Stored entries:
┏━━

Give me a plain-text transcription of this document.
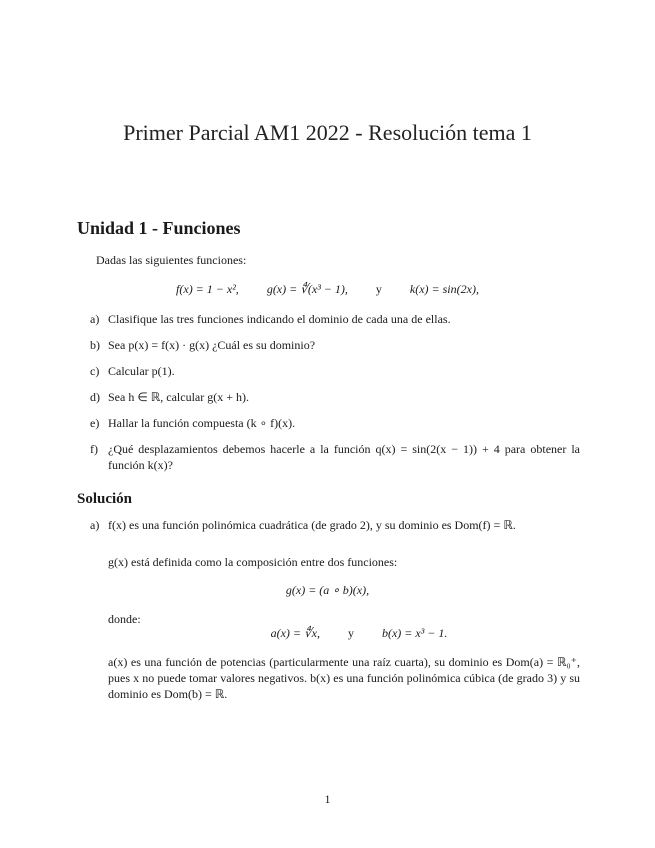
Primer Parcial AM1 2022 - Resolución tema 1
Unidad 1 - Funciones
Dadas las siguientes funciones:
f(x) = 1 − x², g(x) = ∜(x³ − 1), y k(x) = sin(2x),
a) Clasifique las tres funciones indicando el dominio de cada una de ellas.
b) Sea p(x) = f(x) · g(x) ¿Cuál es su dominio?
c) Calcular p(1).
d) Sea h ∈ ℝ, calcular g(x + h).
e) Hallar la función compuesta (k ∘ f)(x).
f) ¿Qué desplazamientos debemos hacerle a la función q(x) = sin(2(x − 1)) + 4 para obtener la función k(x)?
Solución
a) f(x) es una función polinómica cuadrática (de grado 2), y su dominio es Dom(f) = ℝ.
g(x) está definida como la composición entre dos funciones:
g(x) = (a ∘ b)(x),
donde:
a(x) = ∜x, y b(x) = x³ − 1.
a(x) es una función de potencias (particularmente una raíz cuarta), su dominio es Dom(a) = ℝ₀⁺, pues x no puede tomar valores negativos. b(x) es una función polinómica cúbica (de grado 3) y su dominio es Dom(b) = ℝ.
1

┗━━

### REQUIRED WORK
Repeat the material above verbatim. Leave the pictures behind.

### FULL OUTPUT
Give me a plain-text transcription of this document.
Primer Parcial AM1 2022 - Resolución tema 1
Unidad 1 - Funciones
Dadas las siguientes funciones:
f(x) = 1 − x², g(x) = ∜(x³ − 1), y k(x) = sin(2x),
a) Clasifique las tres funciones indicando el dominio de cada una de ellas.
b) Sea p(x) = f(x) · g(x) ¿Cuál es su dominio?
c) Calcular p(1).
d) Sea h ∈ ℝ, calcular g(x + h).
e) Hallar la función compuesta (k ∘ f)(x).
f) ¿Qué desplazamientos debemos hacerle a la función q(x) = sin(2(x − 1)) + 4 para obtener la función k(x)?
Solución
a) f(x) es una función polinómica cuadrática (de grado 2), y su dominio es Dom(f) = ℝ.
g(x) está definida como la composición entre dos funciones:
g(x) = (a ∘ b)(x),
donde:
a(x) = ∜x, y b(x) = x³ − 1.
a(x) es una función de potencias (particularmente una raíz cuarta), su dominio es Dom(a) = ℝ₀⁺, pues x no puede tomar valores negativos. b(x) es una función polinómica cúbica (de grado 3) y su dominio es Dom(b) = ℝ.
1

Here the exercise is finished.